-- Start Data to process --

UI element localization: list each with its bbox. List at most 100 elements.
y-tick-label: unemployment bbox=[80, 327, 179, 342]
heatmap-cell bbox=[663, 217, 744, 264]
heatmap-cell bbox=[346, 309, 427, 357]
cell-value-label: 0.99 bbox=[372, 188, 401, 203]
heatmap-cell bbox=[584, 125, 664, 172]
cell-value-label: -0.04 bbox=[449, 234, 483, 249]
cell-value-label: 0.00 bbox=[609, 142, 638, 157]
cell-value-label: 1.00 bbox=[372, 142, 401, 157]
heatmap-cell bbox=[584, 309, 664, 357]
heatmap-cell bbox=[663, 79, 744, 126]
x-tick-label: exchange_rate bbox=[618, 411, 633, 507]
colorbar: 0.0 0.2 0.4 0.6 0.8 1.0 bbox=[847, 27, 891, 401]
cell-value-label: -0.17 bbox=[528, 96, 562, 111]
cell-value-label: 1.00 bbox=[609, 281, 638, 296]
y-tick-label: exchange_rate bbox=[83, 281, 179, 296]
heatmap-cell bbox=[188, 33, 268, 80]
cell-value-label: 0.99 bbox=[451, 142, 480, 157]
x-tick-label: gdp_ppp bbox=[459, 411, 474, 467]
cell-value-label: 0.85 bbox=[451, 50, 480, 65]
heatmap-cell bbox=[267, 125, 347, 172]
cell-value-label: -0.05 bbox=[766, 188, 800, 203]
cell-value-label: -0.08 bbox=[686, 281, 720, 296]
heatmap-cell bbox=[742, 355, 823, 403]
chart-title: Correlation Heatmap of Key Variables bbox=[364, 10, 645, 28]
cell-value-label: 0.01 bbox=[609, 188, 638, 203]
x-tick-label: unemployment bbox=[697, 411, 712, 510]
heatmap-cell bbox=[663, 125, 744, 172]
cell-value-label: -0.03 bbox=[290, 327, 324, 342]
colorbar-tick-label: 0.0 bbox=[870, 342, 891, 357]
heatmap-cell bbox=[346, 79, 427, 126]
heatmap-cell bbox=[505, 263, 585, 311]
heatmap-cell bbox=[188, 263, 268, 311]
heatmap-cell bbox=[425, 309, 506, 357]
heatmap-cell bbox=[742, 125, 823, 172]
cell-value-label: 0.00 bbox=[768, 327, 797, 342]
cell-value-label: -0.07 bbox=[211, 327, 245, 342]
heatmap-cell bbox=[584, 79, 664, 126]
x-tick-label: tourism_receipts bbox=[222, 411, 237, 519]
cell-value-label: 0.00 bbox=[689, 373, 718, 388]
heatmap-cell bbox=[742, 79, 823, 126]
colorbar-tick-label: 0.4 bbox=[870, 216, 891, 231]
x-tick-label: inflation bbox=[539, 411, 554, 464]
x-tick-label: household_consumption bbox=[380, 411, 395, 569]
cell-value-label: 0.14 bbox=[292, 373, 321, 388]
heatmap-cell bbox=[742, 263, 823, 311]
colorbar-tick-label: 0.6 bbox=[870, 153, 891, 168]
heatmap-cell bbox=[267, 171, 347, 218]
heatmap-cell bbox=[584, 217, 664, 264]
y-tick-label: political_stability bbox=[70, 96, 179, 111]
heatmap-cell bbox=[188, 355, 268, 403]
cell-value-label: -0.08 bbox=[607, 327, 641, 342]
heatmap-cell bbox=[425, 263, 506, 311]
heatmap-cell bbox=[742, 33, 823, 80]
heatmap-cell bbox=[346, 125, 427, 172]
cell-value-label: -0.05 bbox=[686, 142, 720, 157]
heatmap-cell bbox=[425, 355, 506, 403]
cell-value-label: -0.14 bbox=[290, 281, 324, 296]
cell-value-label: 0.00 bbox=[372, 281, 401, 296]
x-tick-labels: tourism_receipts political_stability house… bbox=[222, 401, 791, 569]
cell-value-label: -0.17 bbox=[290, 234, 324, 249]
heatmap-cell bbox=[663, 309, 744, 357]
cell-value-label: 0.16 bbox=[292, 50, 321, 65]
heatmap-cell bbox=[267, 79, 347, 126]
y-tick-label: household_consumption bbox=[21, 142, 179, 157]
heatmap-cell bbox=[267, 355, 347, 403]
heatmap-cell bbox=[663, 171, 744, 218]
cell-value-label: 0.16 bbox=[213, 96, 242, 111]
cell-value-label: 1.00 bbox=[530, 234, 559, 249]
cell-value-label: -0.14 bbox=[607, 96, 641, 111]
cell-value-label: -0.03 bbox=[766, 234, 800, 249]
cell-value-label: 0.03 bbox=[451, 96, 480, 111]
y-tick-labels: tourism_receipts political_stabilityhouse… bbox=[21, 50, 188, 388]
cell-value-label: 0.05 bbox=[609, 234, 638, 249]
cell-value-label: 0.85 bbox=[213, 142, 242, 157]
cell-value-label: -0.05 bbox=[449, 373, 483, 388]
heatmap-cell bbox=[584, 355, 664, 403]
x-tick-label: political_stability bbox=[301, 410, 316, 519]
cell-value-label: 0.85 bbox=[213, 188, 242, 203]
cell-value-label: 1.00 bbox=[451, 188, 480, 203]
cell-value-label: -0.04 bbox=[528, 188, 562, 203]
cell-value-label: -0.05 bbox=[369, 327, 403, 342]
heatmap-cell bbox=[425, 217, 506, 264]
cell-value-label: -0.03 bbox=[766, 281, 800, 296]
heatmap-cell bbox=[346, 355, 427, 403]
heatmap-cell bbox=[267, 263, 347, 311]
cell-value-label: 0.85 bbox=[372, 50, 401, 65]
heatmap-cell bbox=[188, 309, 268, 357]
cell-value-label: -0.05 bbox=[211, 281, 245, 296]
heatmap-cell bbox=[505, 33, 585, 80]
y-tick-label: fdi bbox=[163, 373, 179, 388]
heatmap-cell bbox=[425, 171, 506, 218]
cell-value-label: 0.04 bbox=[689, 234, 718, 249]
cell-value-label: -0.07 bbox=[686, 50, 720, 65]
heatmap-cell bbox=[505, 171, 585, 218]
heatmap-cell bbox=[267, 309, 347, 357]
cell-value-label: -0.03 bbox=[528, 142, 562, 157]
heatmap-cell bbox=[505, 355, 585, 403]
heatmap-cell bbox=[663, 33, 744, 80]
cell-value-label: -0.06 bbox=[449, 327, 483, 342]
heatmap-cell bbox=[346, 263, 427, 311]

-- End Data to process --

Rewrite the records above, replacing "exchange_rate" with "fx_rate" and leaving everything else unchanged.

UI element localization: list each with its bbox. List at most 100 elements.
y-tick-label: unemployment bbox=[80, 327, 179, 342]
heatmap-cell bbox=[663, 217, 744, 264]
heatmap-cell bbox=[346, 309, 427, 357]
cell-value-label: 0.99 bbox=[372, 188, 401, 203]
heatmap-cell bbox=[584, 125, 664, 172]
cell-value-label: -0.04 bbox=[449, 234, 483, 249]
cell-value-label: 0.00 bbox=[609, 142, 638, 157]
cell-value-label: 1.00 bbox=[372, 142, 401, 157]
heatmap-cell bbox=[584, 309, 664, 357]
heatmap-cell bbox=[663, 79, 744, 126]
x-tick-label: fx_rate bbox=[618, 411, 633, 507]
colorbar: 0.0 0.2 0.4 0.6 0.8 1.0 bbox=[847, 27, 891, 401]
cell-value-label: -0.17 bbox=[528, 96, 562, 111]
cell-value-label: 1.00 bbox=[609, 281, 638, 296]
y-tick-label: fx_rate bbox=[83, 281, 179, 296]
heatmap-cell bbox=[188, 33, 268, 80]
cell-value-label: 0.99 bbox=[451, 142, 480, 157]
x-tick-label: gdp_ppp bbox=[459, 411, 474, 467]
cell-value-label: 0.85 bbox=[451, 50, 480, 65]
heatmap-cell bbox=[267, 125, 347, 172]
cell-value-label: -0.05 bbox=[766, 188, 800, 203]
cell-value-label: -0.08 bbox=[686, 281, 720, 296]
heatmap-cell bbox=[742, 355, 823, 403]
chart-title: Correlation Heatmap of Key Variables bbox=[364, 10, 645, 28]
cell-value-label: 0.01 bbox=[609, 188, 638, 203]
x-tick-label: unemployment bbox=[697, 411, 712, 510]
heatmap-cell bbox=[663, 125, 744, 172]
cell-value-label: -0.03 bbox=[290, 327, 324, 342]
colorbar-tick-label: 0.0 bbox=[870, 342, 891, 357]
heatmap-cell bbox=[346, 79, 427, 126]
heatmap-cell bbox=[505, 263, 585, 311]
heatmap-cell bbox=[188, 263, 268, 311]
heatmap-cell bbox=[425, 309, 506, 357]
heatmap-cell bbox=[742, 125, 823, 172]
cell-value-label: 0.00 bbox=[768, 327, 797, 342]
cell-value-label: -0.07 bbox=[211, 327, 245, 342]
heatmap-cell bbox=[584, 79, 664, 126]
x-tick-label: tourism_receipts bbox=[222, 411, 237, 519]
cell-value-label: 0.00 bbox=[689, 373, 718, 388]
heatmap-cell bbox=[742, 79, 823, 126]
colorbar-tick-label: 0.4 bbox=[870, 216, 891, 231]
x-tick-label: inflation bbox=[539, 411, 554, 464]
x-tick-label: household_consumption bbox=[380, 411, 395, 569]
cell-value-label: 0.14 bbox=[292, 373, 321, 388]
heatmap-cell bbox=[742, 263, 823, 311]
colorbar-tick-label: 0.6 bbox=[870, 153, 891, 168]
heatmap-cell bbox=[267, 171, 347, 218]
heatmap-cell bbox=[584, 217, 664, 264]
y-tick-label: political_stability bbox=[70, 96, 179, 111]
heatmap-cell bbox=[188, 355, 268, 403]
cell-value-label: -0.08 bbox=[607, 327, 641, 342]
heatmap-cell bbox=[425, 263, 506, 311]
heatmap-cell bbox=[742, 33, 823, 80]
heatmap-cell bbox=[346, 125, 427, 172]
cell-value-label: -0.05 bbox=[686, 142, 720, 157]
heatmap-cell bbox=[425, 355, 506, 403]
cell-value-label: -0.14 bbox=[290, 281, 324, 296]
cell-value-label: 0.00 bbox=[372, 281, 401, 296]
x-tick-labels: tourism_receipts political_stability house… bbox=[222, 401, 791, 569]
cell-value-label: -0.17 bbox=[290, 234, 324, 249]
heatmap-cell bbox=[663, 309, 744, 357]
cell-value-label: 0.16 bbox=[292, 50, 321, 65]
heatmap-cell bbox=[267, 79, 347, 126]
y-tick-label: household_consumption bbox=[21, 142, 179, 157]
heatmap-cell bbox=[267, 355, 347, 403]
heatmap-cell bbox=[663, 171, 744, 218]
cell-value-label: 0.16 bbox=[213, 96, 242, 111]
cell-value-label: 1.00 bbox=[530, 234, 559, 249]
cell-value-label: -0.14 bbox=[607, 96, 641, 111]
cell-value-label: -0.03 bbox=[766, 234, 800, 249]
cell-value-label: 0.03 bbox=[451, 96, 480, 111]
y-tick-labels: tourism_receipts political_stabilityhouse… bbox=[21, 50, 188, 388]
cell-value-label: 0.05 bbox=[609, 234, 638, 249]
cell-value-label: 0.85 bbox=[213, 142, 242, 157]
cell-value-label: -0.05 bbox=[449, 373, 483, 388]
heatmap-cell bbox=[584, 355, 664, 403]
x-tick-label: political_stability bbox=[301, 410, 316, 519]
cell-value-label: 0.85 bbox=[213, 188, 242, 203]
cell-value-label: 1.00 bbox=[451, 188, 480, 203]
cell-value-label: -0.04 bbox=[528, 188, 562, 203]
cell-value-label: -0.05 bbox=[369, 327, 403, 342]
heatmap-cell bbox=[425, 217, 506, 264]
cell-value-label: -0.03 bbox=[766, 281, 800, 296]
heatmap-cell bbox=[346, 355, 427, 403]
heatmap-cell bbox=[267, 263, 347, 311]
cell-value-label: 0.85 bbox=[372, 50, 401, 65]
heatmap-cell bbox=[188, 309, 268, 357]
cell-value-label: -0.05 bbox=[211, 281, 245, 296]
heatmap-cell bbox=[505, 33, 585, 80]
y-tick-label: fdi bbox=[163, 373, 179, 388]
heatmap-cell bbox=[425, 171, 506, 218]
cell-value-label: 0.04 bbox=[689, 234, 718, 249]
cell-value-label: -0.07 bbox=[686, 50, 720, 65]
heatmap-cell bbox=[505, 171, 585, 218]
heatmap-cell bbox=[267, 309, 347, 357]
cell-value-label: -0.03 bbox=[528, 142, 562, 157]
heatmap-cell bbox=[505, 355, 585, 403]
heatmap-cell bbox=[663, 33, 744, 80]
cell-value-label: -0.06 bbox=[449, 327, 483, 342]
heatmap-cell bbox=[346, 263, 427, 311]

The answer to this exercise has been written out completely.